>> Start Material for this task

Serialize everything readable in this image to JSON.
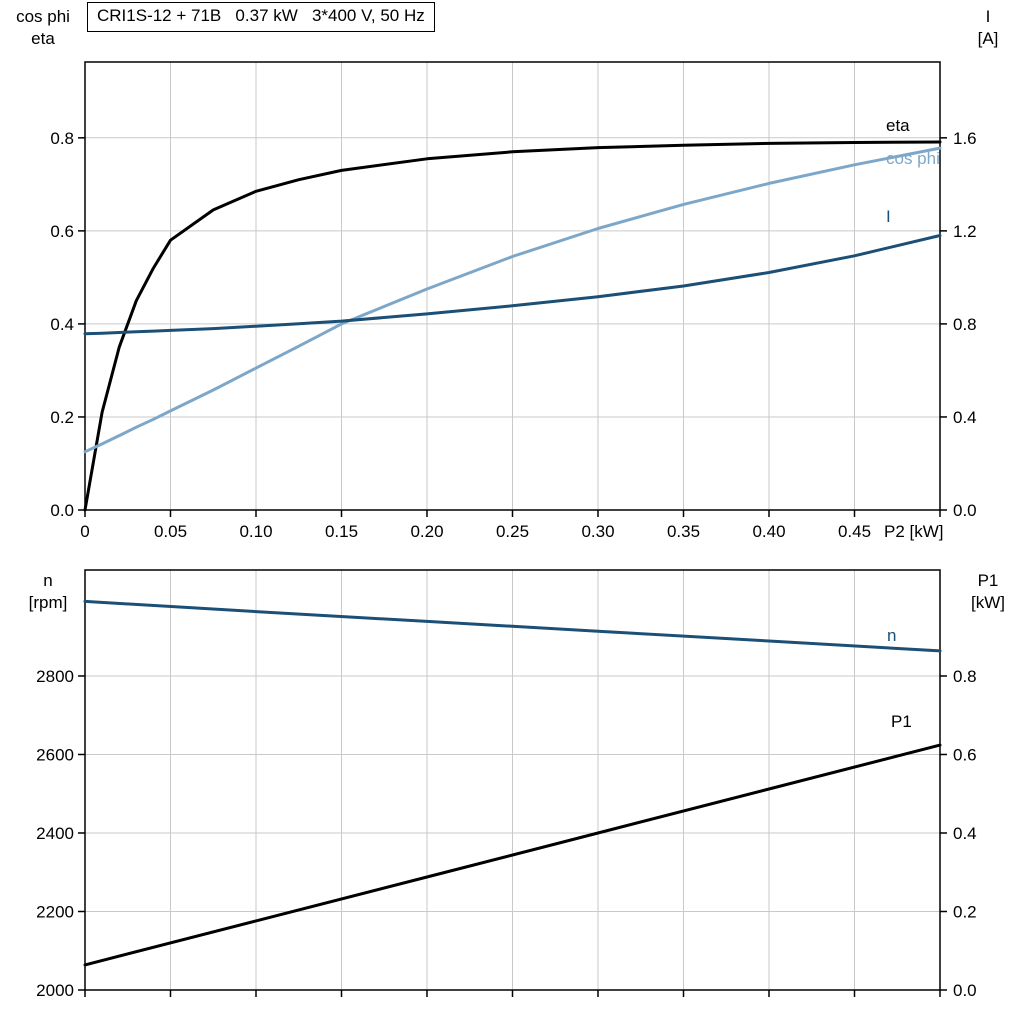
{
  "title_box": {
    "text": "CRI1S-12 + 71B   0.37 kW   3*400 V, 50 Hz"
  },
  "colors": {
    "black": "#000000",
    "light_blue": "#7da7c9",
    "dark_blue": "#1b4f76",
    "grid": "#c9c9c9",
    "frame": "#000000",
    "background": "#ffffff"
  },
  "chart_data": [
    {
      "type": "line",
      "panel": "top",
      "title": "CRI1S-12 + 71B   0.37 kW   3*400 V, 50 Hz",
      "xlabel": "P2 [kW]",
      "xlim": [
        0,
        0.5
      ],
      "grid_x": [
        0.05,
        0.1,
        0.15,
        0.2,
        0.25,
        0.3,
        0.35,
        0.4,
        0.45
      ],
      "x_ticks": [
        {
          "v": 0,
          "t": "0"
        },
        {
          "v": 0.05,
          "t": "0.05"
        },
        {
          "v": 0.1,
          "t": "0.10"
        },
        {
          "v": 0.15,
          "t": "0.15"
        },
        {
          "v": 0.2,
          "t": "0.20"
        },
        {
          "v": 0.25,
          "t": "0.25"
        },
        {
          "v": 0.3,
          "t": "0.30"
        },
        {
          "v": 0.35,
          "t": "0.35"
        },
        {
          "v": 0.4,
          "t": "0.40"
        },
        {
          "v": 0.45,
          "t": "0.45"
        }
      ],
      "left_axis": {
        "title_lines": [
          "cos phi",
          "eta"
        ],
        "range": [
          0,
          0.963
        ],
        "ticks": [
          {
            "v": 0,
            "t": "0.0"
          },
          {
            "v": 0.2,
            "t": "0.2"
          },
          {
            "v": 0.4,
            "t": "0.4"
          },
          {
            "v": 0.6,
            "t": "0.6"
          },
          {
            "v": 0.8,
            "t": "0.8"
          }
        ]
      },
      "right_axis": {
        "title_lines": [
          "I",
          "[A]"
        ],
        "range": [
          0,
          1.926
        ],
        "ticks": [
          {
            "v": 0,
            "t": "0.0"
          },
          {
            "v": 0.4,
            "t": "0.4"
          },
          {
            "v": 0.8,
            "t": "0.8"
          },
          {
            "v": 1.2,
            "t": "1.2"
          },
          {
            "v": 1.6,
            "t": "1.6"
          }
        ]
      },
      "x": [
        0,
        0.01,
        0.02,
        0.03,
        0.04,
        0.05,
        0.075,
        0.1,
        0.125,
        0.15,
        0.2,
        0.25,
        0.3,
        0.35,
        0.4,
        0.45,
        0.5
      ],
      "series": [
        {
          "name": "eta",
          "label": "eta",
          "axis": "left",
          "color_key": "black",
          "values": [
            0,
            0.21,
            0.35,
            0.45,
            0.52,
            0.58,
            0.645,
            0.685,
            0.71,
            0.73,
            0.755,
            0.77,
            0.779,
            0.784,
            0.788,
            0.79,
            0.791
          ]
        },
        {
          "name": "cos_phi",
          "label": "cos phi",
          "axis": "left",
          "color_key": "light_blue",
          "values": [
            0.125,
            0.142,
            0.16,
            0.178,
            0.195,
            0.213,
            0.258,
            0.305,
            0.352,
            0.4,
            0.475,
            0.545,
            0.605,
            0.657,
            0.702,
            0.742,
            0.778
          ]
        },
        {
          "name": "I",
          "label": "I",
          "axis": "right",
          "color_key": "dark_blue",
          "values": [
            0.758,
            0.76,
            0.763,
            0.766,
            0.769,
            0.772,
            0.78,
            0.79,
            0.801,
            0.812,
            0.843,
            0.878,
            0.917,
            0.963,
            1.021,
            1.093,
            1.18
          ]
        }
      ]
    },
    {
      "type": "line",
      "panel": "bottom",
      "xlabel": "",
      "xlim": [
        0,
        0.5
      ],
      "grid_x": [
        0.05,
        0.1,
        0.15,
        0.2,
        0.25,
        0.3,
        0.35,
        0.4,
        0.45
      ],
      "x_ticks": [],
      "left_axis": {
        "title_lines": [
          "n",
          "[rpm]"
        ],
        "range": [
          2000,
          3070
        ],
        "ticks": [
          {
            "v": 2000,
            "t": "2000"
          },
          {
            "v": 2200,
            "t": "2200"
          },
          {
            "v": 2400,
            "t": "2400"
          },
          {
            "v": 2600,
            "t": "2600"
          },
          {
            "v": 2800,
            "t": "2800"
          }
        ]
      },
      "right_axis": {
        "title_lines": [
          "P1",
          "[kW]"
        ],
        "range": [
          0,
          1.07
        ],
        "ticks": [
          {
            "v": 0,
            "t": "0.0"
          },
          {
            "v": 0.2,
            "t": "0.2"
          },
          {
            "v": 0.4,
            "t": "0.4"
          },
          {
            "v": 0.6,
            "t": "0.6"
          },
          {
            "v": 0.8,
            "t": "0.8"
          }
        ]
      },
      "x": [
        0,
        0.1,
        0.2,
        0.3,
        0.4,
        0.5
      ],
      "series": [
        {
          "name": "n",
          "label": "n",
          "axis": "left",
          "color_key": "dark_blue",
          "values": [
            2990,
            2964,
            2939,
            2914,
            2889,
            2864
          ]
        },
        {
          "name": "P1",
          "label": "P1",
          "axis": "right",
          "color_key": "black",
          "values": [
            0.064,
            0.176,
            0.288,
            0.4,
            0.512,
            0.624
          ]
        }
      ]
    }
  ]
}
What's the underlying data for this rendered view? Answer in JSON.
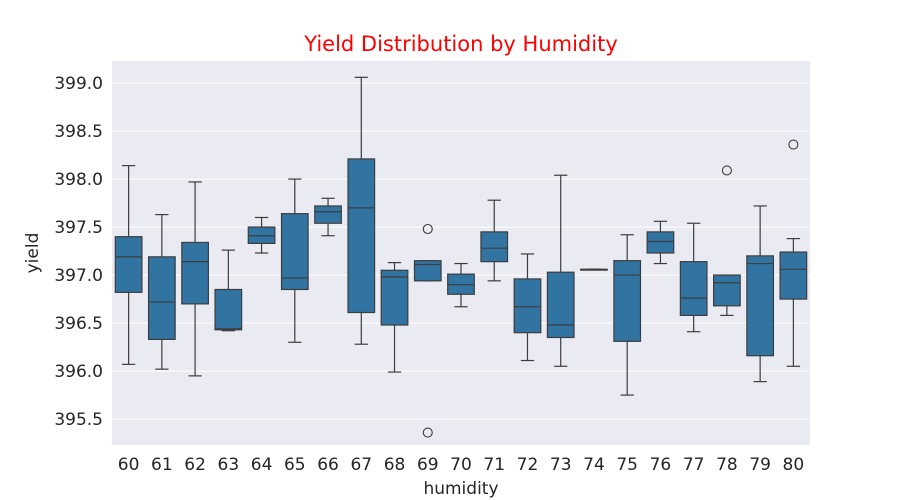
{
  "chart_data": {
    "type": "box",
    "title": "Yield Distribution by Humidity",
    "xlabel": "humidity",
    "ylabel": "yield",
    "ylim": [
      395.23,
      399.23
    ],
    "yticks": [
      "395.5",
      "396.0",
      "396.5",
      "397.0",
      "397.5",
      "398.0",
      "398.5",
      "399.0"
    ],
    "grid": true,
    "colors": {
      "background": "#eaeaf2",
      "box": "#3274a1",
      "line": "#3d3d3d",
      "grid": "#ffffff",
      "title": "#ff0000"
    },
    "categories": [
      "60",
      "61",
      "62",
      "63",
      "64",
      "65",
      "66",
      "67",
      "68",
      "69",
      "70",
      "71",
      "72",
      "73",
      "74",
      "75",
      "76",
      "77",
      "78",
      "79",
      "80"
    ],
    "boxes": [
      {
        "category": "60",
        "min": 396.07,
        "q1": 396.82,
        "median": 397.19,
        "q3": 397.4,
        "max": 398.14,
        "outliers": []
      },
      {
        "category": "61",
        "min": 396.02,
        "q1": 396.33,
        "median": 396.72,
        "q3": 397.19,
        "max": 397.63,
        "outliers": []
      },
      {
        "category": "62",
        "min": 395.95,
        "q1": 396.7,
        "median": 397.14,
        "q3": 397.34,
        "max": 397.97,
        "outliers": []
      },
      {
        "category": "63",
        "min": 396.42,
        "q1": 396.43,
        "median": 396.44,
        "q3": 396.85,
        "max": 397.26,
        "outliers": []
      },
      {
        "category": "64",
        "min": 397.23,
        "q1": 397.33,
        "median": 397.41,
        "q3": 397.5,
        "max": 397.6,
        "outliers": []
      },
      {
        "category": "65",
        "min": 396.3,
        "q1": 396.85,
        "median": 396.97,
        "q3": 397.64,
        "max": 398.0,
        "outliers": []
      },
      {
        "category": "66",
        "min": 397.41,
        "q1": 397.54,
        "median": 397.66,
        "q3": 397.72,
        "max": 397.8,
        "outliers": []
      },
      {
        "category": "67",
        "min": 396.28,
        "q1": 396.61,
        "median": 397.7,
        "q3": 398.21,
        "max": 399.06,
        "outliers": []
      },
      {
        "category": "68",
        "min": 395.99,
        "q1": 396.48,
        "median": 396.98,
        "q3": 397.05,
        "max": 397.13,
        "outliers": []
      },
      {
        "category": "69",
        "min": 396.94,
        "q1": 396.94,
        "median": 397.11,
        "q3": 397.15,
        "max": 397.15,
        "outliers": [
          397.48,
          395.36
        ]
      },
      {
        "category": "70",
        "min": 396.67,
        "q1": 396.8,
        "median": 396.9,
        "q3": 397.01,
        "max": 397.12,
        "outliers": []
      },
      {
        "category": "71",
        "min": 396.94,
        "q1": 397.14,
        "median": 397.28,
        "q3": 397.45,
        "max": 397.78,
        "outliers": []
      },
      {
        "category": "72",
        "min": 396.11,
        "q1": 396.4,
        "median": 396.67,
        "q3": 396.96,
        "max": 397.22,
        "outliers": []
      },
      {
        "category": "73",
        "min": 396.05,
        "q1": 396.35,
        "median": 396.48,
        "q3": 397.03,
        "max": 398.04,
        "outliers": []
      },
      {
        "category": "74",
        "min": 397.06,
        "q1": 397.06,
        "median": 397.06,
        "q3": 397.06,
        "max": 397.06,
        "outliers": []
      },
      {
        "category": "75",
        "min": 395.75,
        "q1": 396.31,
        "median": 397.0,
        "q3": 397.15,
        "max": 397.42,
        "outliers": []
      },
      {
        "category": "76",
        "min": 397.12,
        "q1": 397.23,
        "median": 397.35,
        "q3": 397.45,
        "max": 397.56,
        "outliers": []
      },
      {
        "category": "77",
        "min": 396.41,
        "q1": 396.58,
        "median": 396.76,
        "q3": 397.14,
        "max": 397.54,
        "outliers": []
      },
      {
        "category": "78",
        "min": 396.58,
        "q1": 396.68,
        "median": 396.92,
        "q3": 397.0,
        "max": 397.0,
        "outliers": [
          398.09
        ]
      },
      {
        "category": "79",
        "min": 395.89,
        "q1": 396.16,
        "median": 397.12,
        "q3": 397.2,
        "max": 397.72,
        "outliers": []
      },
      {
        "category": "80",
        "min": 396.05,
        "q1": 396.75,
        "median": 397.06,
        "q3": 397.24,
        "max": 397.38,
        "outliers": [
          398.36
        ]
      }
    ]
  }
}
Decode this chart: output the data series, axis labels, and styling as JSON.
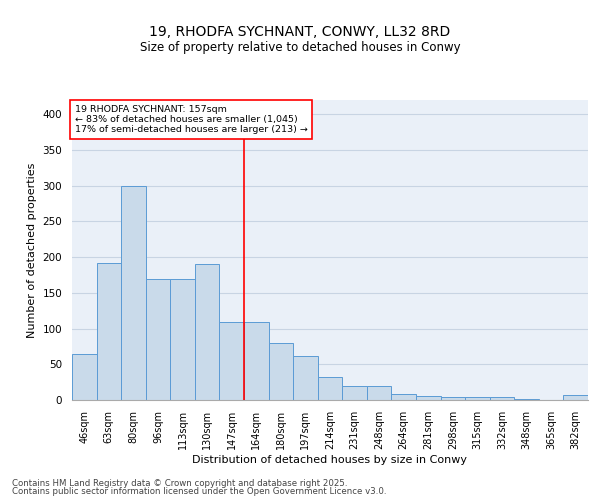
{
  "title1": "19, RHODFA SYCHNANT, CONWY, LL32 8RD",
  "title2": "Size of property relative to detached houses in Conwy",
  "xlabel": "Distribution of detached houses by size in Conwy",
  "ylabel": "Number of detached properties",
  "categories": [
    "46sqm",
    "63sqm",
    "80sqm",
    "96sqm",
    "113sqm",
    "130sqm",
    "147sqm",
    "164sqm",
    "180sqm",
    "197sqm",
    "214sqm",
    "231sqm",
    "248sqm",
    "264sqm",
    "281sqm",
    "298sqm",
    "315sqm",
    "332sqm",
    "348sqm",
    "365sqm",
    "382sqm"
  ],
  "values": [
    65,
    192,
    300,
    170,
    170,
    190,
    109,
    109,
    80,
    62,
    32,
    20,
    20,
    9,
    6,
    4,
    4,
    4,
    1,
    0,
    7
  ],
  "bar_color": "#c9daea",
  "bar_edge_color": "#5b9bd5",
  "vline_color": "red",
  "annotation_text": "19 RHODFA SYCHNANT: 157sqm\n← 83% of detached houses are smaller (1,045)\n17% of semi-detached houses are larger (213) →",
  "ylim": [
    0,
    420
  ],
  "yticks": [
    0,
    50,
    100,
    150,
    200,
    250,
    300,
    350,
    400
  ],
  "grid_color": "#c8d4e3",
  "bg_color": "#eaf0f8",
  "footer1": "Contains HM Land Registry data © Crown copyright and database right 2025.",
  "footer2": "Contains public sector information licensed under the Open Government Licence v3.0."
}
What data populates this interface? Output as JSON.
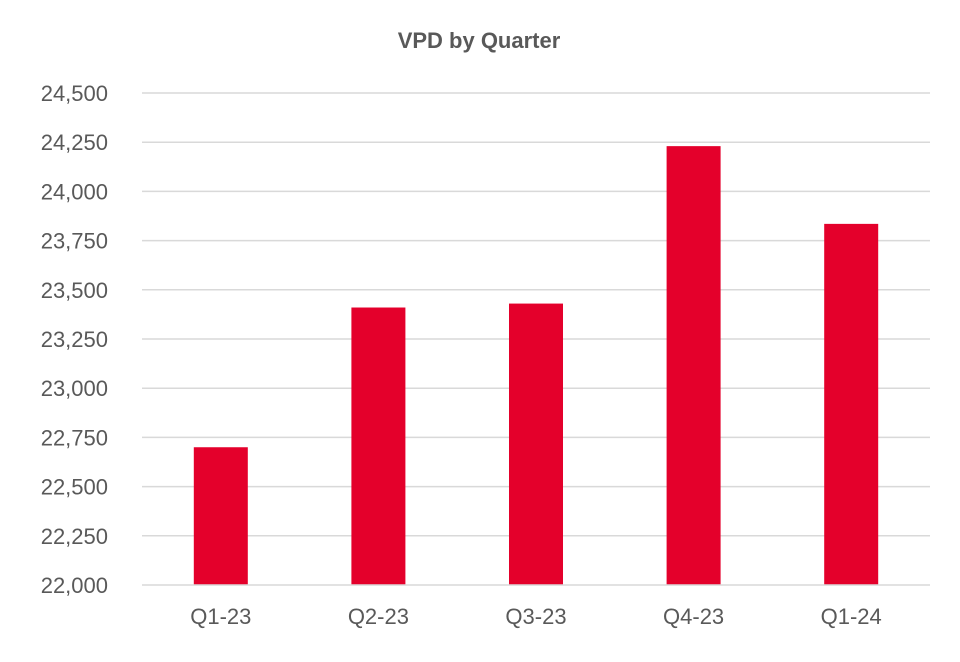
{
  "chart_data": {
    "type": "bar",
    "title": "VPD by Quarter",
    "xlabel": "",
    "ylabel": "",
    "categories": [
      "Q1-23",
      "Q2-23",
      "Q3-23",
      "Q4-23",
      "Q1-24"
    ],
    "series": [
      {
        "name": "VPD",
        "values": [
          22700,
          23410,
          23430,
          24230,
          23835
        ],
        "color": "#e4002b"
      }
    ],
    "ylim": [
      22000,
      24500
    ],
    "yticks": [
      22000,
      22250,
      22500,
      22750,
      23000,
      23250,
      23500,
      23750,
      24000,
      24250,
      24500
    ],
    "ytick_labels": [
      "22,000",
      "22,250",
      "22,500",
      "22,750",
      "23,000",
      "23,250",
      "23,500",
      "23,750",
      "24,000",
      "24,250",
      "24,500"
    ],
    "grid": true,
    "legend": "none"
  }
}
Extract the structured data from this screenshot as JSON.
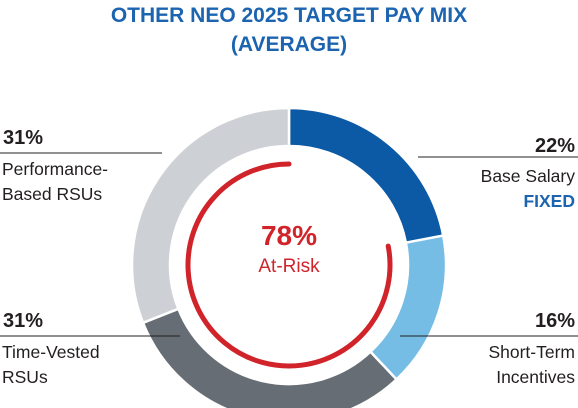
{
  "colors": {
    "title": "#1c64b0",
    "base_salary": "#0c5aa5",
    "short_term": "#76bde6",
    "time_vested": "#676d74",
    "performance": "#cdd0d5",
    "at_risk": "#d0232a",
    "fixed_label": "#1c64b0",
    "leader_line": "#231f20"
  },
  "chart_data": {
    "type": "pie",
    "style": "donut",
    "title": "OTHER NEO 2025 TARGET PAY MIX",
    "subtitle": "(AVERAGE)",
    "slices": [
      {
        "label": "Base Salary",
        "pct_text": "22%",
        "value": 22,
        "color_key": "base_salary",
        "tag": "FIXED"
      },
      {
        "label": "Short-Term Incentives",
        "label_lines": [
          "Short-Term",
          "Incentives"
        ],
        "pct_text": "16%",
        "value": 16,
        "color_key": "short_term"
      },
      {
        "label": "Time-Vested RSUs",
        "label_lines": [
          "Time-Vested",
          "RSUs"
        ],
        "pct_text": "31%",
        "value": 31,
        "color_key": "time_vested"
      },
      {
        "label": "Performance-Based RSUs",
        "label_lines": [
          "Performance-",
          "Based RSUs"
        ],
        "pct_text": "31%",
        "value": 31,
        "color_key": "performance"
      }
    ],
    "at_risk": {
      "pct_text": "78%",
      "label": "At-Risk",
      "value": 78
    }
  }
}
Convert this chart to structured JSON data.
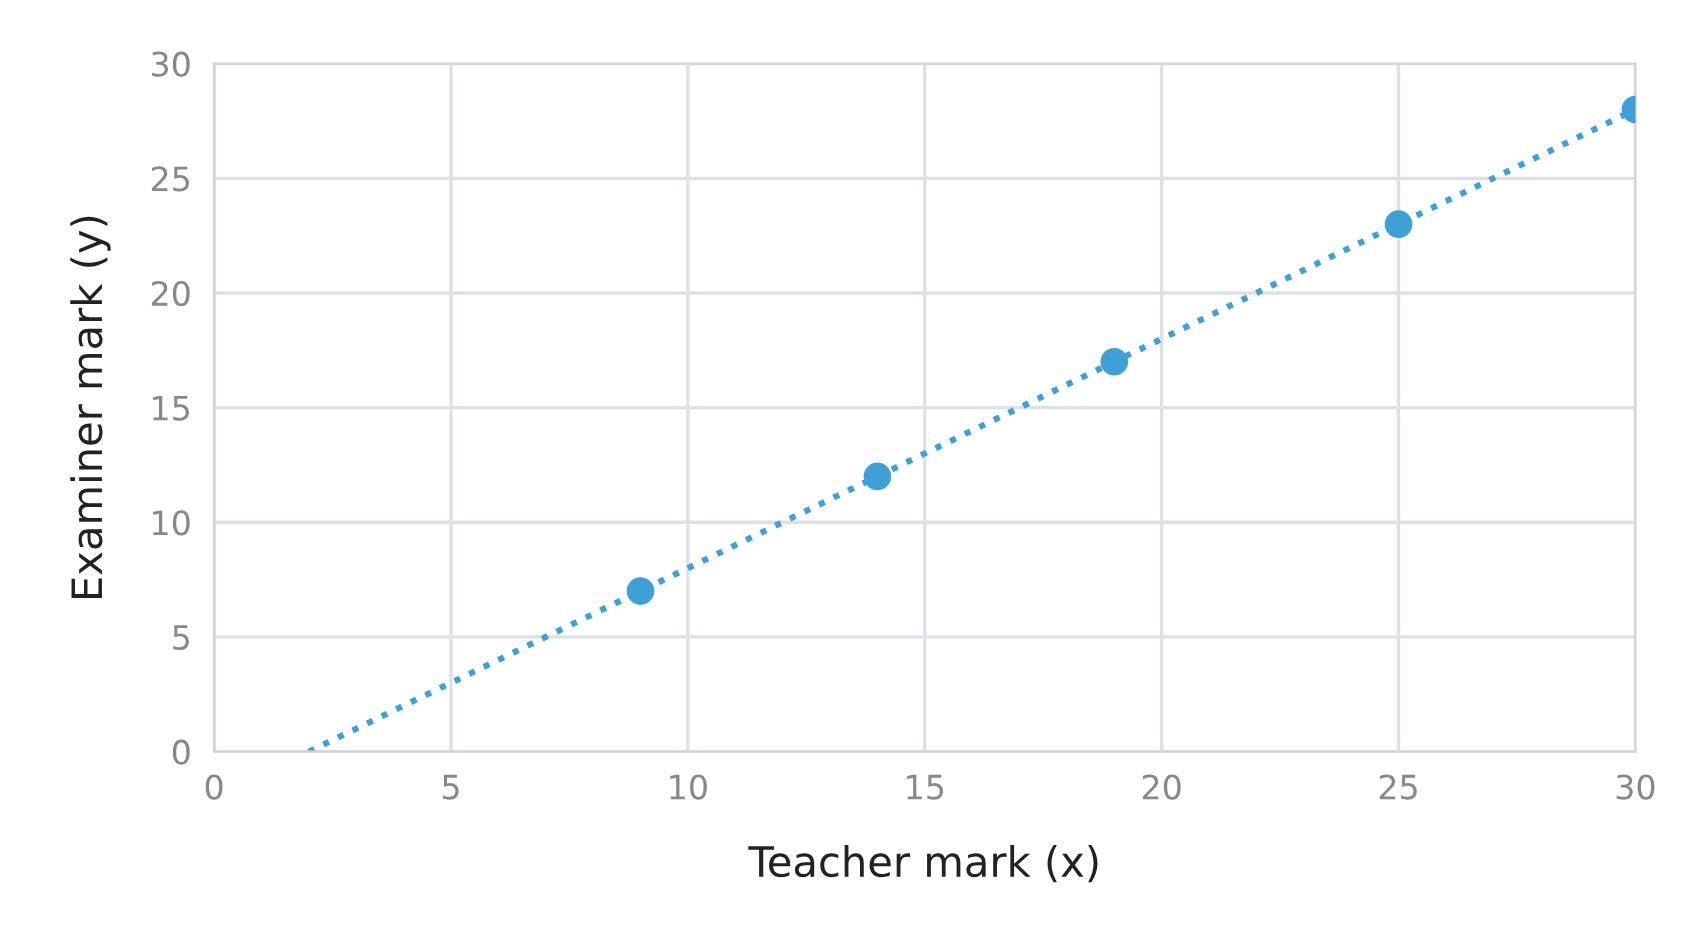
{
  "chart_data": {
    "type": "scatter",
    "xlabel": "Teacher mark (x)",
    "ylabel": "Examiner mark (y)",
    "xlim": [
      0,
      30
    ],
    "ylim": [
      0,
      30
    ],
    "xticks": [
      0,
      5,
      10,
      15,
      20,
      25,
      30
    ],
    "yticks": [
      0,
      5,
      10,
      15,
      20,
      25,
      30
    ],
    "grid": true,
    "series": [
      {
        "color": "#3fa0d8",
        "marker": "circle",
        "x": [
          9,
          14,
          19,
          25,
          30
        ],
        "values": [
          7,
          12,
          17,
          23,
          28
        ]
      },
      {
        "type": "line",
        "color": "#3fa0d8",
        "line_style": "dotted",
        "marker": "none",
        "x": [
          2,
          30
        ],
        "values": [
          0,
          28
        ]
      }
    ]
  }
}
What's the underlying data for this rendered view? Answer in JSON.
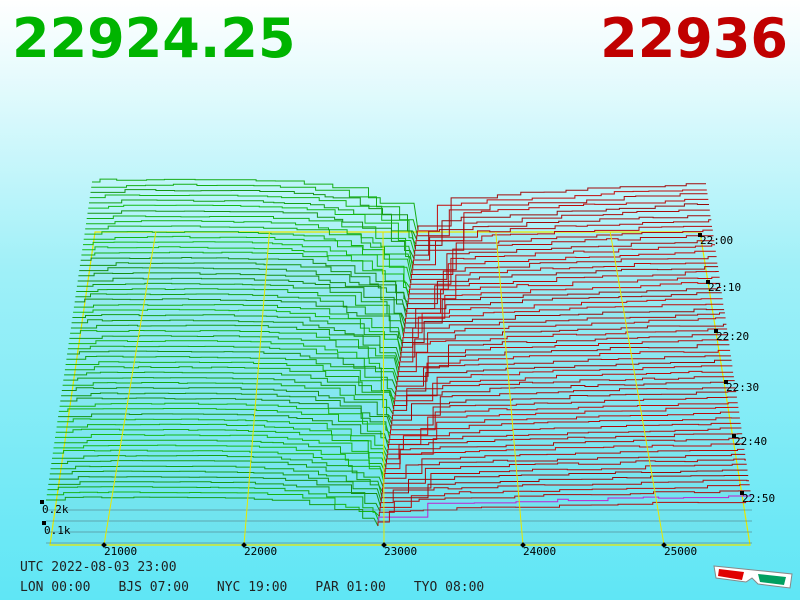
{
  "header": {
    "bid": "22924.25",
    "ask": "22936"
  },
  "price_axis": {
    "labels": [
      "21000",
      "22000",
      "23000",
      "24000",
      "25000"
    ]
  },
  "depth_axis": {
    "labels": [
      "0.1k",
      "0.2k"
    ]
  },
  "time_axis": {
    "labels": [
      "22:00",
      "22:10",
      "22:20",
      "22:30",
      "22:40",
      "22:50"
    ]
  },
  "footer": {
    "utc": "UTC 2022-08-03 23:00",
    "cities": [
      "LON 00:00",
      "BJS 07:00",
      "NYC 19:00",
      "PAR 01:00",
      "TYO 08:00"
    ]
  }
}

>> End Material for this task

Exercise requirements: Check each line of the data above for the string "SYCHNANT" and report only how many lines have it.

Reply to the task: 2